**** Available data

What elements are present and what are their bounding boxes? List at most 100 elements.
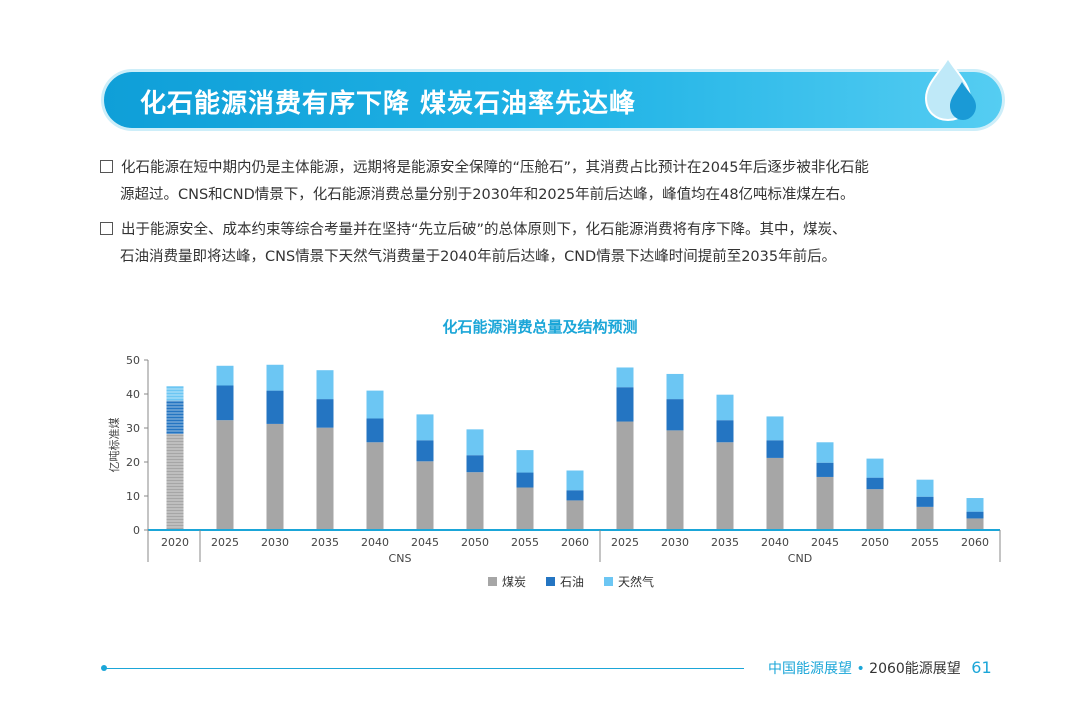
x-tick-label: 2050 [861, 536, 889, 549]
bar-segment-石油 [816, 462, 834, 477]
bar-segment-天然气 [716, 394, 734, 421]
bar-segment-煤炭 [916, 506, 934, 530]
y-tick-label: 10 [126, 490, 140, 503]
bar-segment-天然气 [316, 370, 334, 400]
bar-segment-煤炭 [216, 420, 234, 530]
x-tick-label: 2030 [261, 536, 289, 549]
bar-segment-煤炭 [516, 487, 534, 530]
legend-label-煤炭: 煤炭 [502, 575, 526, 589]
bar-segment-石油 [416, 440, 434, 462]
bar-segment-石油 [316, 399, 334, 428]
bar-segment-煤炭 [416, 461, 434, 530]
footer-rule [104, 668, 744, 669]
bar-segment-石油 [866, 477, 884, 490]
footer-separator: • [856, 661, 865, 677]
y-tick-label: 30 [126, 422, 140, 435]
y-tick-label: 0 [133, 524, 140, 537]
bar-segment-煤炭 [866, 489, 884, 530]
x-tick-label: 2025 [211, 536, 239, 549]
paragraph-2: 出于能源安全、成本约束等综合考量并在坚持“先立后破”的总体原则下，化石能源消费将… [100, 217, 1020, 271]
bar-segment-石油 [616, 387, 634, 422]
legend-swatch-煤炭 [488, 577, 497, 586]
x-tick-label: 2020 [161, 536, 189, 549]
x-tick-label: 2045 [411, 536, 439, 549]
legend-label-石油: 石油 [560, 575, 584, 589]
x-tick-label: 2040 [361, 536, 389, 549]
bar-segment-煤炭 [466, 472, 484, 530]
x-tick-label: 2030 [661, 536, 689, 549]
bar-hatch-overlay [166, 400, 184, 434]
bar-segment-煤炭 [766, 457, 784, 530]
x-tick-label: 2050 [461, 536, 489, 549]
y-tick-label: 40 [126, 388, 140, 401]
title-banner [104, 72, 1002, 128]
bar-segment-煤炭 [566, 500, 584, 530]
bar-segment-石油 [966, 511, 984, 519]
paragraph-2-line-2: 石油消费量即将达峰，CNS情景下天然气消费量于2040年前后达峰，CND情景下达… [120, 249, 837, 265]
bullet-box-icon [100, 160, 113, 173]
bar-segment-天然气 [366, 390, 384, 419]
y-tick-label: 20 [126, 456, 140, 469]
legend-swatch-天然气 [604, 577, 613, 586]
bar-segment-石油 [366, 418, 384, 443]
footer-publisher: 中国能源展望 [768, 661, 852, 677]
bar-segment-石油 [266, 390, 284, 424]
bar-segment-石油 [466, 455, 484, 473]
x-tick-label: 2045 [811, 536, 839, 549]
bar-segment-石油 [216, 385, 234, 421]
y-tick-label: 50 [126, 354, 140, 367]
paragraph-1: 化石能源在短中期内仍是主体能源，远期将是能源安全保障的“压舱石”，其消费占比预计… [100, 155, 1020, 209]
bar-segment-天然气 [216, 365, 234, 386]
bar-segment-煤炭 [316, 427, 334, 530]
bar-segment-天然气 [916, 479, 934, 497]
bar-segment-煤炭 [816, 476, 834, 530]
bar-segment-天然气 [516, 450, 534, 473]
bar-hatch-overlay [166, 433, 184, 530]
legend-swatch-石油 [546, 577, 555, 586]
page-title: 化石能源消费有序下降 煤炭石油率先达峰 [140, 89, 637, 119]
bar-segment-天然气 [866, 458, 884, 478]
x-tick-label: 2035 [711, 536, 739, 549]
bar-segment-天然气 [566, 470, 584, 491]
bar-segment-煤炭 [966, 518, 984, 530]
bar-segment-天然气 [666, 373, 684, 400]
footer: 中国能源展望 • 2060能源展望 61 [768, 658, 992, 678]
bullet-box-icon [100, 222, 113, 235]
paragraph-1-line-1: 化石能源在短中期内仍是主体能源，远期将是能源安全保障的“压舱石”，其消费占比预计… [121, 160, 869, 176]
bar-segment-石油 [566, 490, 584, 501]
bar-hatch-overlay [166, 386, 184, 401]
bar-segment-煤炭 [616, 421, 634, 530]
footer-report: 2060能源展望 [869, 661, 961, 677]
bar-segment-石油 [916, 496, 934, 507]
legend-label-天然气: 天然气 [618, 574, 654, 589]
bar-segment-煤炭 [266, 423, 284, 530]
chart-title: 化石能源消费总量及结构预测 [442, 318, 638, 336]
bar-segment-天然气 [766, 416, 784, 441]
x-tick-label: 2025 [611, 536, 639, 549]
x-tick-label: 2060 [561, 536, 589, 549]
bar-segment-石油 [516, 472, 534, 488]
bar-segment-煤炭 [366, 442, 384, 530]
x-tick-label: 2055 [511, 536, 539, 549]
bar-segment-石油 [716, 420, 734, 443]
x-tick-label: 2035 [311, 536, 339, 549]
bar-segment-天然气 [466, 429, 484, 456]
bar-segment-石油 [766, 440, 784, 458]
bar-segment-天然气 [816, 442, 834, 463]
x-tick-label: 2055 [911, 536, 939, 549]
bar-segment-天然气 [266, 364, 284, 391]
page-number: 61 [971, 658, 992, 677]
x-tick-label: 2040 [761, 536, 789, 549]
bar-segment-煤炭 [666, 430, 684, 530]
bar-segment-石油 [666, 399, 684, 431]
x-tick-label: 2060 [961, 536, 989, 549]
paragraph-1-line-2: 源超过。CNS和CND情景下，化石能源消费总量分别于2030年和2025年前后达… [120, 187, 855, 203]
bar-segment-天然气 [416, 414, 434, 441]
y-axis-label: 亿吨标准煤 [107, 418, 121, 473]
bar-segment-天然气 [616, 367, 634, 388]
bar-segment-煤炭 [716, 442, 734, 530]
group-label-CNS: CNS [389, 552, 412, 565]
paragraph-2-line-1: 出于能源安全、成本约束等综合考量并在坚持“先立后破”的总体原则下，化石能源消费将… [121, 222, 847, 238]
water-drop-icon [924, 56, 976, 122]
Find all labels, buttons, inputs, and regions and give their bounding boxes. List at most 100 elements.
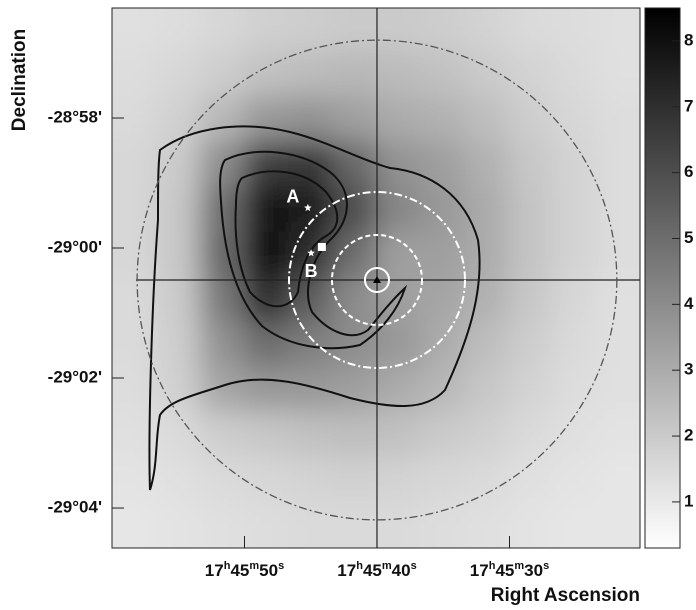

********

Task prompt:
Copy every line of the records above word for word, leaving the pictures out.

Expected answer:
What elements are present and what are their bounding boxes? List at most 100 elements.
x-tick-label: 2050 [861, 536, 889, 549]
bar-segment-石油 [816, 462, 834, 477]
bar-segment-天然气 [716, 394, 734, 421]
bar-segment-煤炭 [916, 506, 934, 530]
y-tick-label: 10 [126, 490, 140, 503]
bar-segment-天然气 [316, 370, 334, 400]
bar-segment-煤炭 [216, 420, 234, 530]
x-tick-label: 2030 [261, 536, 289, 549]
bar-segment-煤炭 [516, 487, 534, 530]
legend-label-煤炭: 煤炭 [502, 575, 526, 589]
bar-segment-石油 [416, 440, 434, 462]
bar-segment-石油 [316, 399, 334, 428]
bar-segment-煤炭 [416, 461, 434, 530]
footer-rule [104, 668, 744, 669]
bar-segment-石油 [866, 477, 884, 490]
footer-separator: • [856, 661, 865, 677]
y-tick-label: 30 [126, 422, 140, 435]
y-tick-label: 0 [133, 524, 140, 537]
bar-segment-煤炭 [866, 489, 884, 530]
x-tick-label: 2025 [211, 536, 239, 549]
paragraph-2: 出于能源安全、成本约束等综合考量并在坚持“先立后破”的总体原则下，化石能源消费将… [100, 217, 1020, 271]
bar-segment-石油 [616, 387, 634, 422]
legend-swatch-煤炭 [488, 577, 497, 586]
x-tick-label: 2020 [161, 536, 189, 549]
x-tick-label: 2045 [411, 536, 439, 549]
legend-label-石油: 石油 [560, 575, 584, 589]
x-tick-label: 2040 [361, 536, 389, 549]
bar-segment-煤炭 [466, 472, 484, 530]
x-tick-label: 2030 [661, 536, 689, 549]
bar-hatch-overlay [166, 400, 184, 434]
bar-segment-煤炭 [766, 457, 784, 530]
x-tick-label: 2050 [461, 536, 489, 549]
y-tick-label: 40 [126, 388, 140, 401]
title-banner [104, 72, 1002, 128]
bar-segment-煤炭 [566, 500, 584, 530]
bar-segment-石油 [966, 511, 984, 519]
paragraph-2-line-2: 石油消费量即将达峰，CNS情景下天然气消费量于2040年前后达峰，CND情景下达… [120, 249, 837, 265]
bullet-box-icon [100, 160, 113, 173]
bar-segment-天然气 [366, 390, 384, 419]
y-tick-label: 20 [126, 456, 140, 469]
legend-swatch-天然气 [604, 577, 613, 586]
bar-segment-石油 [366, 418, 384, 443]
footer-publisher: 中国能源展望 [768, 661, 852, 677]
bar-segment-石油 [266, 390, 284, 424]
bar-segment-石油 [466, 455, 484, 473]
x-tick-label: 2045 [811, 536, 839, 549]
bar-segment-石油 [216, 385, 234, 421]
y-tick-label: 50 [126, 354, 140, 367]
paragraph-1: 化石能源在短中期内仍是主体能源，远期将是能源安全保障的“压舱石”，其消费占比预计… [100, 155, 1020, 209]
bar-segment-天然气 [216, 365, 234, 386]
bar-segment-煤炭 [316, 427, 334, 530]
bar-segment-天然气 [916, 479, 934, 497]
bar-segment-煤炭 [816, 476, 834, 530]
bar-segment-天然气 [516, 450, 534, 473]
bar-hatch-overlay [166, 433, 184, 530]
legend-swatch-石油 [546, 577, 555, 586]
page-title: 化石能源消费有序下降 煤炭石油率先达峰 [140, 89, 637, 119]
bar-segment-天然气 [866, 458, 884, 478]
x-tick-label: 2035 [711, 536, 739, 549]
bar-segment-天然气 [566, 470, 584, 491]
bar-segment-煤炭 [966, 518, 984, 530]
bar-segment-天然气 [666, 373, 684, 400]
footer: 中国能源展望 • 2060能源展望 61 [768, 658, 992, 678]
bullet-box-icon [100, 222, 113, 235]
paragraph-1-line-1: 化石能源在短中期内仍是主体能源，远期将是能源安全保障的“压舱石”，其消费占比预计… [121, 160, 869, 176]
bar-segment-石油 [566, 490, 584, 501]
bar-hatch-overlay [166, 386, 184, 401]
bar-segment-煤炭 [616, 421, 634, 530]
footer-report: 2060能源展望 [869, 661, 961, 677]
bar-segment-石油 [916, 496, 934, 507]
legend-label-天然气: 天然气 [618, 574, 654, 589]
bar-segment-煤炭 [266, 423, 284, 530]
chart-title: 化石能源消费总量及结构预测 [442, 318, 638, 336]
bar-segment-天然气 [766, 416, 784, 441]
x-tick-label: 2025 [611, 536, 639, 549]
x-tick-label: 2060 [561, 536, 589, 549]
bar-segment-石油 [516, 472, 534, 488]
bar-segment-煤炭 [366, 442, 384, 530]
x-tick-label: 2055 [511, 536, 539, 549]
bar-segment-石油 [716, 420, 734, 443]
x-tick-label: 2035 [311, 536, 339, 549]
bar-segment-天然气 [466, 429, 484, 456]
bar-segment-石油 [766, 440, 784, 458]
bar-segment-天然气 [816, 442, 834, 463]
x-tick-label: 2055 [911, 536, 939, 549]
bar-segment-天然气 [266, 364, 284, 391]
page-number: 61 [971, 658, 992, 677]
x-tick-label: 2040 [761, 536, 789, 549]
bar-segment-煤炭 [666, 430, 684, 530]
bar-segment-石油 [666, 399, 684, 431]
x-tick-label: 2060 [961, 536, 989, 549]
paragraph-1-line-2: 源超过。CNS和CND情景下，化石能源消费总量分别于2030年和2025年前后达… [120, 187, 855, 203]
bar-segment-天然气 [416, 414, 434, 441]
y-axis-label: 亿吨标准煤 [107, 418, 121, 473]
bar-segment-天然气 [616, 367, 634, 388]
bar-segment-煤炭 [716, 442, 734, 530]
group-label-CNS: CNS [389, 552, 412, 565]
paragraph-2-line-1: 出于能源安全、成本约束等综合考量并在坚持“先立后破”的总体原则下，化石能源消费将… [121, 222, 847, 238]
water-drop-icon [924, 56, 976, 122]
Find all labels, buttons, inputs, and regions and give their bounding boxes. List at most 100 elements.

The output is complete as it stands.